TO BE DONE: Can you transcribe every entry word for word, skipping the images?

(Excerpts from a figure dataset)
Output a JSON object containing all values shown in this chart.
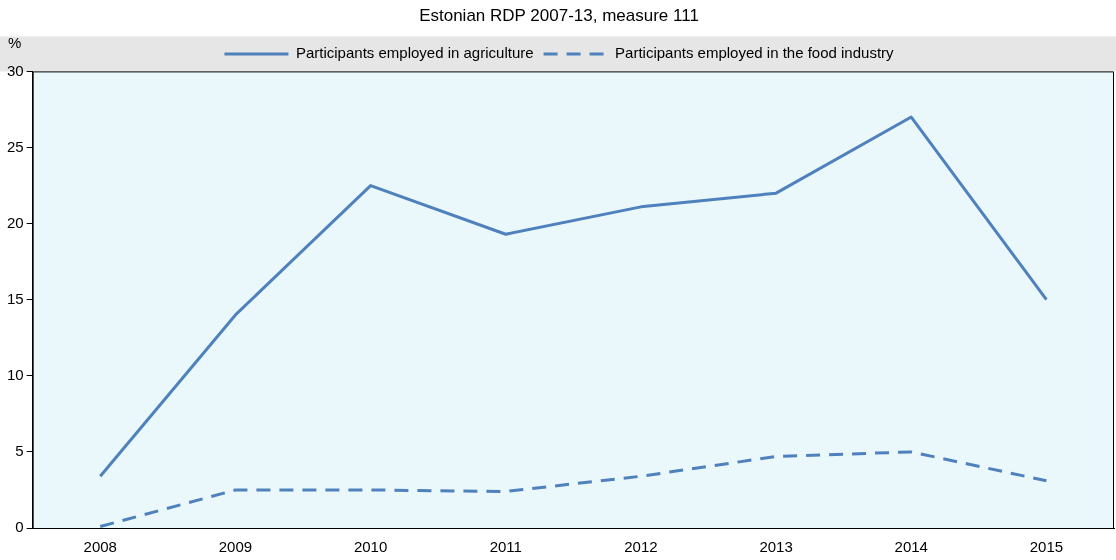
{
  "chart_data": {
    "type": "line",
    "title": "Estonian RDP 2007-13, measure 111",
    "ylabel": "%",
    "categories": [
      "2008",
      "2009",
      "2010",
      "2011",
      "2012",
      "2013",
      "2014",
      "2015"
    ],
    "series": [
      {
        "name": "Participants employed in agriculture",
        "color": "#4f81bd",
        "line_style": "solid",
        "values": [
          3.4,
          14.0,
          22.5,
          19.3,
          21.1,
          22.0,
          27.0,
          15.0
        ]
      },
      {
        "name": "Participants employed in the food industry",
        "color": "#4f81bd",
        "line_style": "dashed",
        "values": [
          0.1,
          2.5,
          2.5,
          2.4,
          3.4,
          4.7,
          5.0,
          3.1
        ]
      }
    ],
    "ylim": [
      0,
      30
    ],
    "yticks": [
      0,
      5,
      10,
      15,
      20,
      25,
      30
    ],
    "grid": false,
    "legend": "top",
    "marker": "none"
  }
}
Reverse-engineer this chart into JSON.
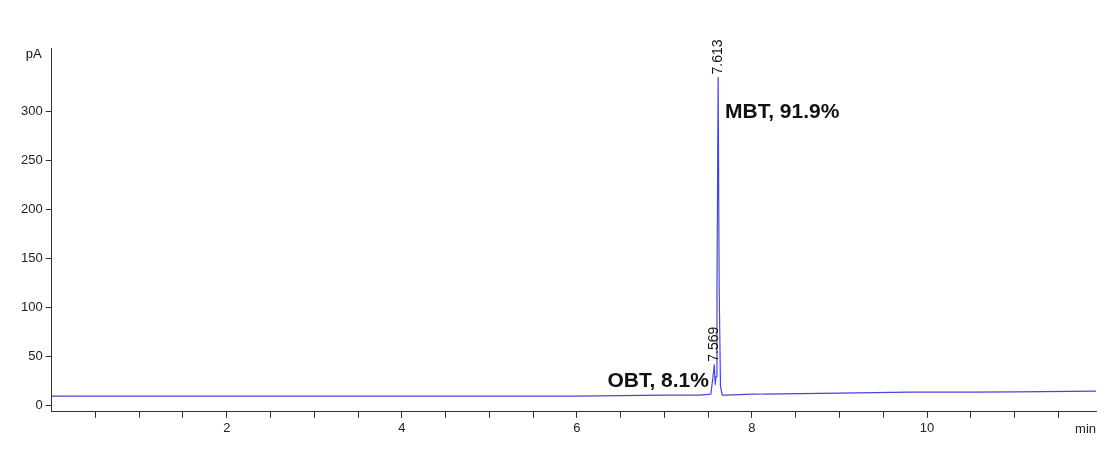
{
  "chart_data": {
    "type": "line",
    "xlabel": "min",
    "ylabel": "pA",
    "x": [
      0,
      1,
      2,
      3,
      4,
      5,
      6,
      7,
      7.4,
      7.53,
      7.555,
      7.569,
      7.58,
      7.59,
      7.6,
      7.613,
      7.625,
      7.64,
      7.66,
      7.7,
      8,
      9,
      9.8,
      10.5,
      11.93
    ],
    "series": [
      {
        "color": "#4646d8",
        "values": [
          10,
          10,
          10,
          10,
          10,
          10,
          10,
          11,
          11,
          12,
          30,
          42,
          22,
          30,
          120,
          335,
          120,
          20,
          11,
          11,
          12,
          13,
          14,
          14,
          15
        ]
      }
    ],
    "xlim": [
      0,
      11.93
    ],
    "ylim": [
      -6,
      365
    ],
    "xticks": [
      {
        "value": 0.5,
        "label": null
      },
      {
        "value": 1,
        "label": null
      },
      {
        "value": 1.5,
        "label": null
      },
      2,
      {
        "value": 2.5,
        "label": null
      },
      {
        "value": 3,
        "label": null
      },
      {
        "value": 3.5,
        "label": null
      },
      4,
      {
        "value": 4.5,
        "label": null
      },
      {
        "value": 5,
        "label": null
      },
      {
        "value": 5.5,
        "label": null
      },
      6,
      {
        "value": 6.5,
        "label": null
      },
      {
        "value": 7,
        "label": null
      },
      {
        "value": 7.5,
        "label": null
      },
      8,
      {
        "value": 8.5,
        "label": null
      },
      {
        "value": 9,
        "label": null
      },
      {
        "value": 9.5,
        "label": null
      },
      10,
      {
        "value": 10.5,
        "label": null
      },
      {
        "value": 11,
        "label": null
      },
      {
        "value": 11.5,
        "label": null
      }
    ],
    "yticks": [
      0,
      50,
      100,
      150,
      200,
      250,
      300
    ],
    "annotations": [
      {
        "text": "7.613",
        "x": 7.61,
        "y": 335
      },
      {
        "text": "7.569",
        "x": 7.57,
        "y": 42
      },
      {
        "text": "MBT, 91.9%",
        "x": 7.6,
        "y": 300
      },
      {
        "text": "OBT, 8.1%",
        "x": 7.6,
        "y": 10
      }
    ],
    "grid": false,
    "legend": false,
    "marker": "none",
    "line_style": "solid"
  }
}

COMPLETED TASK:
Output a JSON object containing all values shown in this chart.
{
  "chart_data": {
    "type": "line",
    "title": "Estonian RDP 2007-13, measure 111",
    "ylabel": "%",
    "categories": [
      "2008",
      "2009",
      "2010",
      "2011",
      "2012",
      "2013",
      "2014",
      "2015"
    ],
    "series": [
      {
        "name": "Participants employed in agriculture",
        "color": "#4f81bd",
        "line_style": "solid",
        "values": [
          3.4,
          14.0,
          22.5,
          19.3,
          21.1,
          22.0,
          27.0,
          15.0
        ]
      },
      {
        "name": "Participants employed in the food industry",
        "color": "#4f81bd",
        "line_style": "dashed",
        "values": [
          0.1,
          2.5,
          2.5,
          2.4,
          3.4,
          4.7,
          5.0,
          3.1
        ]
      }
    ],
    "ylim": [
      0,
      30
    ],
    "yticks": [
      0,
      5,
      10,
      15,
      20,
      25,
      30
    ],
    "grid": false,
    "legend": "top",
    "marker": "none"
  }
}
Reverse-engineer this chart into JSON.
{
  "chart_data": {
    "type": "line",
    "xlabel": "min",
    "ylabel": "pA",
    "x": [
      0,
      1,
      2,
      3,
      4,
      5,
      6,
      7,
      7.4,
      7.53,
      7.555,
      7.569,
      7.58,
      7.59,
      7.6,
      7.613,
      7.625,
      7.64,
      7.66,
      7.7,
      8,
      9,
      9.8,
      10.5,
      11.93
    ],
    "series": [
      {
        "color": "#4646d8",
        "values": [
          10,
          10,
          10,
          10,
          10,
          10,
          10,
          11,
          11,
          12,
          30,
          42,
          22,
          30,
          120,
          335,
          120,
          20,
          11,
          11,
          12,
          13,
          14,
          14,
          15
        ]
      }
    ],
    "xlim": [
      0,
      11.93
    ],
    "ylim": [
      -6,
      365
    ],
    "xticks": [
      {
        "value": 0.5,
        "label": null
      },
      {
        "value": 1,
        "label": null
      },
      {
        "value": 1.5,
        "label": null
      },
      2,
      {
        "value": 2.5,
        "label": null
      },
      {
        "value": 3,
        "label": null
      },
      {
        "value": 3.5,
        "label": null
      },
      4,
      {
        "value": 4.5,
        "label": null
      },
      {
        "value": 5,
        "label": null
      },
      {
        "value": 5.5,
        "label": null
      },
      6,
      {
        "value": 6.5,
        "label": null
      },
      {
        "value": 7,
        "label": null
      },
      {
        "value": 7.5,
        "label": null
      },
      8,
      {
        "value": 8.5,
        "label": null
      },
      {
        "value": 9,
        "label": null
      },
      {
        "value": 9.5,
        "label": null
      },
      10,
      {
        "value": 10.5,
        "label": null
      },
      {
        "value": 11,
        "label": null
      },
      {
        "value": 11.5,
        "label": null
      }
    ],
    "yticks": [
      0,
      50,
      100,
      150,
      200,
      250,
      300
    ],
    "annotations": [
      {
        "text": "7.613",
        "x": 7.61,
        "y": 335
      },
      {
        "text": "7.569",
        "x": 7.57,
        "y": 42
      },
      {
        "text": "MBT, 91.9%",
        "x": 7.6,
        "y": 300
      },
      {
        "text": "OBT, 8.1%",
        "x": 7.6,
        "y": 10
      }
    ],
    "grid": false,
    "legend": false,
    "marker": "none",
    "line_style": "solid"
  }
}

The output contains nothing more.